Excerpted text:
========================

When I was about twelve years old, I asked to learn the piano, but my parents didn’t take it seriously. At the time, I was a fan of Queen, and I wanted to play piano like Freddie Mercury. For two years, I kept asking until my parents bought me a keyboard and took me to keyboard lessons. 

But the keyboard didn’t do it for me; I was drawn to the piano. So every Saturday after the lesson I played the piano in the piano shop underneath the music school. About a year later, my father bought me a real piano at last, and I started piano lessons with the local piano teacher. I was 15 years old by the time. 

Lars Nelissen Child at Christmas Tree

Mostly, you hear when you ask a professional musician when he or she started to play an instrument for the first time at a very young age. And many teachers like to keep alive the idea that it is impossible to make it to a professional level if one does not start to learn seriously at a very young age.
This discourages so many people from even starting to learn piano at all. Indeed, there is an advantage, but I am a living example that many outcomes become possible with desire, imagination, and hard work combined.

And I'm not the only example. The most famous example is Ignacy Jan Paderewski. He got his first piano lesson at age 12 and didn’t start to work seriously before age 24 when he studied with Leschetizky. He was a controversial man who later became the first president of Poland and, at age 76, made his debut as a Hollywood movie star. Again, with imagination, desire, and intelligent work, the sky is the limit.

========================

Material shown:

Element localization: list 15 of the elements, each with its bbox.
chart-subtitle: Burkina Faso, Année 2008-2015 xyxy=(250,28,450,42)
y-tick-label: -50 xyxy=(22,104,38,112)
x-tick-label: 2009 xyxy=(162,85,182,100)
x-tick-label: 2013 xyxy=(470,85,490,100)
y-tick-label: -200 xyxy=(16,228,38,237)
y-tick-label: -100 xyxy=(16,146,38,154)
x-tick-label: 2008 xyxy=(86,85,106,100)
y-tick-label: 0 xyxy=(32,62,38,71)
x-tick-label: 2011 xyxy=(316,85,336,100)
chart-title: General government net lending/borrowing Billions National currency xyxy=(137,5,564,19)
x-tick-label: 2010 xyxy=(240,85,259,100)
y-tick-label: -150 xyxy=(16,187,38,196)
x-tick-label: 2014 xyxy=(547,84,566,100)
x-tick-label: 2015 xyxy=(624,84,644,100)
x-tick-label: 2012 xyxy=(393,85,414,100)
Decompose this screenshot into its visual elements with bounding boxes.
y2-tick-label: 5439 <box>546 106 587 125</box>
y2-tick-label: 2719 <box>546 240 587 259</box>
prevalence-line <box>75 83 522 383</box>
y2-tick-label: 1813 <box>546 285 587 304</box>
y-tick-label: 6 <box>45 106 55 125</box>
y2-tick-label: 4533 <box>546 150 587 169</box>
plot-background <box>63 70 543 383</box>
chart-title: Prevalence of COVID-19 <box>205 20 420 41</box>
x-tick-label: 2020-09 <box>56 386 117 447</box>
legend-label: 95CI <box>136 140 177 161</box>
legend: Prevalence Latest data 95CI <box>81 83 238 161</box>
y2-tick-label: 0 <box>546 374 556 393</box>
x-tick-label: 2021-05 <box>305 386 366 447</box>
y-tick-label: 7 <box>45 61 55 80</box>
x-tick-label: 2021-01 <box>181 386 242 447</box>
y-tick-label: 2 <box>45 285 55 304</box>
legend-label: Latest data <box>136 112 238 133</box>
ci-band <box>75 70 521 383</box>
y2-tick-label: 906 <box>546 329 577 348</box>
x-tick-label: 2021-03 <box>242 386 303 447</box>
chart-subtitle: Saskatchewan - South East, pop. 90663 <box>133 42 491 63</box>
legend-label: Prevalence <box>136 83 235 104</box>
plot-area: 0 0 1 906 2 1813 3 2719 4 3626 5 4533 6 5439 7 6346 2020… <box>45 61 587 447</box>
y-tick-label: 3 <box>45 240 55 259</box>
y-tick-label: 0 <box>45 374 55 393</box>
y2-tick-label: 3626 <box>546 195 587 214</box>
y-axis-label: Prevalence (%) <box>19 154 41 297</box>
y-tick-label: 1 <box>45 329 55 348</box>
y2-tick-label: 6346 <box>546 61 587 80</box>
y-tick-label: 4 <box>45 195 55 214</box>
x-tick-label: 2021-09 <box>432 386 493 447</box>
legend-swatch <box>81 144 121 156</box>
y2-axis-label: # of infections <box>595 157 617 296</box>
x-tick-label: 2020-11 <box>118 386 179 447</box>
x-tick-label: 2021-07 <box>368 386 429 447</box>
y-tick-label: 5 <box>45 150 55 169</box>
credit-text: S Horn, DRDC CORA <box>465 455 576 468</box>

========================

Problems:
A - Can you return everything from "This discourages so" down to "hard work combined." in the text about learning piano, copied word for word?
B - In the text about learning piano, how would you condense the paragraph beginning "But the keyboard didn’t do it for me" while keeping its main facts?
C - Could you extend the text about learning piano, picking up after its final sentence?

Expected answers:
A -
This discourages so many people from even starting to learn piano at all. Indeed, there is an advantage, but I am a living example that many outcomes become possible with desire, imagination, and hard work combined.

B - Drawn to the piano rather than the keyboard, the writer played the piano in the shop beneath the music school every Saturday after the lesson. About a year later, the writer's father finally bought a real piano, and the writer began lessons with the local piano teacher at age 15.

C -
Intelligent work needs a method, and I am here to share with you this method that made me succeed in my goals and that I still use today.

Ignacy Jan Paderweski caricature
Lars Nelissen Maastricht 2003

Thus, when I was fifteen, I started to take lessons with the local piano teacher, John Timmermans. He was an excellent musician, but his professional background was saxophone and big band conducting. He studied piano as a minor and had his limits. I owe him my love for both classical and jazz. I learned with him Kabalevsky, Satie, Debussy, Clementi, and Beethoven.

We worked through most of Czerny’s opus 299 and the complete Hanon exercises, Bach’s two-voice inventions, many sonatinas, and little pieces, including Reverie by Debussy. After less than two years, he admittedly told me he couldn’t teach me more and that we had to look for a new teacher. Yet he continued to teach me music theory and ear training. He passed away a few years ago.

I Wanted to be a Professional

At sixteen, I became a fanatic of classical music and made my decision to become a professional pianist. And with my first teacher, we visited the open day of the conservatory where I first met Avi Schönfeld. I was so impressed by his students' playing during the class performance.

Schönfeld studied piano with Arthur Rubinstein, Vlado Perlemuter, Yvonne Lèfebure, Ilona Vinzce-Krausz, and composition with Alexander Tansman and Nadia Boulanger, a list of impressive names.

Lars Nelissen and Avi Schönfeld large

He was teaching a method combining good fingers and flexible arm movements, resulting in a great-sounding piano with all possible sound colors. I wanted to learn to play like that, and in Avi Schönfeld, I could find all that knowledge in one teacher.

After playing for him, he recognized that I had talent and a desire to play and challenged me. He recommended me to study with Peter Simons,a former pupil of his in a nearby city where I live, and come back to him after two years and play for him again. That was precisely what I did…

During these two years of lessons with Peter Simons, I learned a method of piano playing as it is taught in the great conservatories. 'Everything is connected' holds unquestionably true in piano technique. The musical expression goes hand in hand with technical understanding. Arm and fingers are never separate and should be connected at any time.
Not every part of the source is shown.